Task description: Could every line of the data be printed exactly as it reads?

Stored data:
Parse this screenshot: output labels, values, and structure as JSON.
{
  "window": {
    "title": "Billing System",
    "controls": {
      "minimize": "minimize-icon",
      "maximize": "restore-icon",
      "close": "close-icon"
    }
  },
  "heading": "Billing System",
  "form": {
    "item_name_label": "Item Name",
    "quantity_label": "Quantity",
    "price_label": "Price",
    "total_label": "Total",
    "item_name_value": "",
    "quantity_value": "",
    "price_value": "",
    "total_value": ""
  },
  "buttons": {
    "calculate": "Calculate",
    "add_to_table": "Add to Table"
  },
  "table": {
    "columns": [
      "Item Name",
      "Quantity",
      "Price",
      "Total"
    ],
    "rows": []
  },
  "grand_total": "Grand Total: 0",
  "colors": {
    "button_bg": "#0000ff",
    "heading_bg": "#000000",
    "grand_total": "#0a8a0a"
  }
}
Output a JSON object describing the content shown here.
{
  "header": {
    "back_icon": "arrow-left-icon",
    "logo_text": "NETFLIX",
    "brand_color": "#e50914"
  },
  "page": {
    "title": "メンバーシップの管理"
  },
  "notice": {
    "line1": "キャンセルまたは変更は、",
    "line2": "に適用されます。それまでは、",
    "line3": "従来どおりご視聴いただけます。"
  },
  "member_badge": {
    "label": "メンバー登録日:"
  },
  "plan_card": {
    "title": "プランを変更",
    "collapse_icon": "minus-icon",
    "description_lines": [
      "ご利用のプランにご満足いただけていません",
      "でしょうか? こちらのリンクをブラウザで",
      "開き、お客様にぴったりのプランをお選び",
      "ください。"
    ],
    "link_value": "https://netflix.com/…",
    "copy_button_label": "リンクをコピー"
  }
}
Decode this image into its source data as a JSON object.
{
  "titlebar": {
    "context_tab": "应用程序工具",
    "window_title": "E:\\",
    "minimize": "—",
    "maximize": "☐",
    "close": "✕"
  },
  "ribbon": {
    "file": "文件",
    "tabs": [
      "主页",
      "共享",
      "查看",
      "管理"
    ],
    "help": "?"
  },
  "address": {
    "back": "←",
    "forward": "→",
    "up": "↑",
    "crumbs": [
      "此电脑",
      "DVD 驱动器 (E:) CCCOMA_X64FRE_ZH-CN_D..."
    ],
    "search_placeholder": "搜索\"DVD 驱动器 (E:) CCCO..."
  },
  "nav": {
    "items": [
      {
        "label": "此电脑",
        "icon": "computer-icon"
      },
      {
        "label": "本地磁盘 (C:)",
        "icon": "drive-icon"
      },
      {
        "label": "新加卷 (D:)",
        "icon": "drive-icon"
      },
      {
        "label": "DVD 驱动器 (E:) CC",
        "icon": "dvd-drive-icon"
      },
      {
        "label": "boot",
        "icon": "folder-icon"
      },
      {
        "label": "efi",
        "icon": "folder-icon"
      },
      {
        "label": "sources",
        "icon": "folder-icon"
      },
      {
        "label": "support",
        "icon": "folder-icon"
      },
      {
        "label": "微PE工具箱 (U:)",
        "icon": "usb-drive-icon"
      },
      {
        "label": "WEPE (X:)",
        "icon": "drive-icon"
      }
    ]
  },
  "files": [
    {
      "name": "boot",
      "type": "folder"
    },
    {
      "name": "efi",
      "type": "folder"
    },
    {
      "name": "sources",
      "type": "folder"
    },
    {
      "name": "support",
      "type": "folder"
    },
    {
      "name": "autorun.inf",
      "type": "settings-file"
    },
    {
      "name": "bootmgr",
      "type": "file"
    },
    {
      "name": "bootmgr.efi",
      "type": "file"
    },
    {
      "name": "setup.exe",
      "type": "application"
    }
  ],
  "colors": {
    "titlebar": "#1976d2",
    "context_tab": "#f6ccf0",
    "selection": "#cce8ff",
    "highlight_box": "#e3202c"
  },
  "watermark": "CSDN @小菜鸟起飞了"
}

Reply to the exercise:
Parse this screenshot: output labels, values, and structure as JSON.
{
  "window": {
    "title": "Billing System",
    "controls": {
      "minimize": "minimize-icon",
      "maximize": "restore-icon",
      "close": "close-icon"
    }
  },
  "heading": "Billing System",
  "form": {
    "item_name_label": "Item Name",
    "quantity_label": "Quantity",
    "price_label": "Price",
    "total_label": "Total",
    "item_name_value": "",
    "quantity_value": "",
    "price_value": "",
    "total_value": ""
  },
  "buttons": {
    "calculate": "Calculate",
    "add_to_table": "Add to Table"
  },
  "table": {
    "columns": [
      "Item Name",
      "Quantity",
      "Price",
      "Total"
    ],
    "rows": []
  },
  "grand_total": "Grand Total: 0",
  "colors": {
    "button_bg": "#0000ff",
    "heading_bg": "#000000",
    "grand_total": "#0a8a0a"
  }
}
Output a JSON object describing the content shown here.
{
  "header": {
    "back_icon": "arrow-left-icon",
    "logo_text": "NETFLIX",
    "brand_color": "#e50914"
  },
  "page": {
    "title": "メンバーシップの管理"
  },
  "notice": {
    "line1": "キャンセルまたは変更は、",
    "line2": "に適用されます。それまでは、",
    "line3": "従来どおりご視聴いただけます。"
  },
  "member_badge": {
    "label": "メンバー登録日:"
  },
  "plan_card": {
    "title": "プランを変更",
    "collapse_icon": "minus-icon",
    "description_lines": [
      "ご利用のプランにご満足いただけていません",
      "でしょうか? こちらのリンクをブラウザで",
      "開き、お客様にぴったりのプランをお選び",
      "ください。"
    ],
    "link_value": "https://netflix.com/…",
    "copy_button_label": "リンクをコピー"
  }
}
Decode this image into its source data as a JSON object.
{
  "titlebar": {
    "context_tab": "应用程序工具",
    "window_title": "E:\\",
    "minimize": "—",
    "maximize": "☐",
    "close": "✕"
  },
  "ribbon": {
    "file": "文件",
    "tabs": [
      "主页",
      "共享",
      "查看",
      "管理"
    ],
    "help": "?"
  },
  "address": {
    "back": "←",
    "forward": "→",
    "up": "↑",
    "crumbs": [
      "此电脑",
      "DVD 驱动器 (E:) CCCOMA_X64FRE_ZH-CN_D..."
    ],
    "search_placeholder": "搜索\"DVD 驱动器 (E:) CCCO..."
  },
  "nav": {
    "items": [
      {
        "label": "此电脑",
        "icon": "computer-icon"
      },
      {
        "label": "本地磁盘 (C:)",
        "icon": "drive-icon"
      },
      {
        "label": "新加卷 (D:)",
        "icon": "drive-icon"
      },
      {
        "label": "DVD 驱动器 (E:) CC",
        "icon": "dvd-drive-icon"
      },
      {
        "label": "boot",
        "icon": "folder-icon"
      },
      {
        "label": "efi",
        "icon": "folder-icon"
      },
      {
        "label": "sources",
        "icon": "folder-icon"
      },
      {
        "label": "support",
        "icon": "folder-icon"
      },
      {
        "label": "微PE工具箱 (U:)",
        "icon": "usb-drive-icon"
      },
      {
        "label": "WEPE (X:)",
        "icon": "drive-icon"
      }
    ]
  },
  "files": [
    {
      "name": "boot",
      "type": "folder"
    },
    {
      "name": "efi",
      "type": "folder"
    },
    {
      "name": "sources",
      "type": "folder"
    },
    {
      "name": "support",
      "type": "folder"
    },
    {
      "name": "autorun.inf",
      "type": "settings-file"
    },
    {
      "name": "bootmgr",
      "type": "file"
    },
    {
      "name": "bootmgr.efi",
      "type": "file"
    },
    {
      "name": "setup.exe",
      "type": "application"
    }
  ],
  "colors": {
    "titlebar": "#1976d2",
    "context_tab": "#f6ccf0",
    "selection": "#cce8ff",
    "highlight_box": "#e3202c"
  },
  "watermark": "CSDN @小菜鸟起飞了"
}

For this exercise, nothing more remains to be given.